▶ SHORT EXERCISE: Every entry that follows should be reproduced exactly.

▶ RECORDS:

━━━━

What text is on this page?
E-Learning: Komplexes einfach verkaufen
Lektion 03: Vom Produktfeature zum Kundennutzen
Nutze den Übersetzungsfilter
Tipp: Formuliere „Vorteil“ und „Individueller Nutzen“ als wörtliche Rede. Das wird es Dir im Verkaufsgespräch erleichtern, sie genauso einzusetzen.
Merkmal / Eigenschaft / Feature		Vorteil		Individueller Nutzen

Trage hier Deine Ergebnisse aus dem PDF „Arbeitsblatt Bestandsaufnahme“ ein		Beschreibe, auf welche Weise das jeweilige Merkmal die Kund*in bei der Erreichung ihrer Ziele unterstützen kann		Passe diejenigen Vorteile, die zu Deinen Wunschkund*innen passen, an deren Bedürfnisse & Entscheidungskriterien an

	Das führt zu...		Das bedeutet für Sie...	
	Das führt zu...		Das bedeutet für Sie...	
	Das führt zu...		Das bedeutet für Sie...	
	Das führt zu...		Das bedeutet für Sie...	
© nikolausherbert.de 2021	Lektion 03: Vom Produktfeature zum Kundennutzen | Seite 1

━━━━

▶ OUTPUT FOR THIS EXERCISE:
What text is on this page?
E-Learning: Komplexes einfach verkaufen
Lektion 03: Vom Produktfeature zum Kundennutzen
Nutze den Übersetzungsfilter
Tipp: Formuliere „Vorteil“ und „Individueller Nutzen“ als wörtliche Rede. Das wird es Dir im Verkaufsgespräch erleichtern, sie genauso einzusetzen.
Merkmal / Eigenschaft / Feature		Vorteil		Individueller Nutzen

Trage hier Deine Ergebnisse aus dem PDF „Arbeitsblatt Bestandsaufnahme“ ein		Beschreibe, auf welche Weise das jeweilige Merkmal die Kund*in bei der Erreichung ihrer Ziele unterstützen kann		Passe diejenigen Vorteile, die zu Deinen Wunschkund*innen passen, an deren Bedürfnisse & Entscheidungskriterien an

	Das führt zu...		Das bedeutet für Sie...	
	Das führt zu...		Das bedeutet für Sie...	
	Das führt zu...		Das bedeutet für Sie...	
	Das führt zu...		Das bedeutet für Sie...	
© nikolausherbert.de 2021	Lektion 03: Vom Produktfeature zum Kundennutzen | Seite 1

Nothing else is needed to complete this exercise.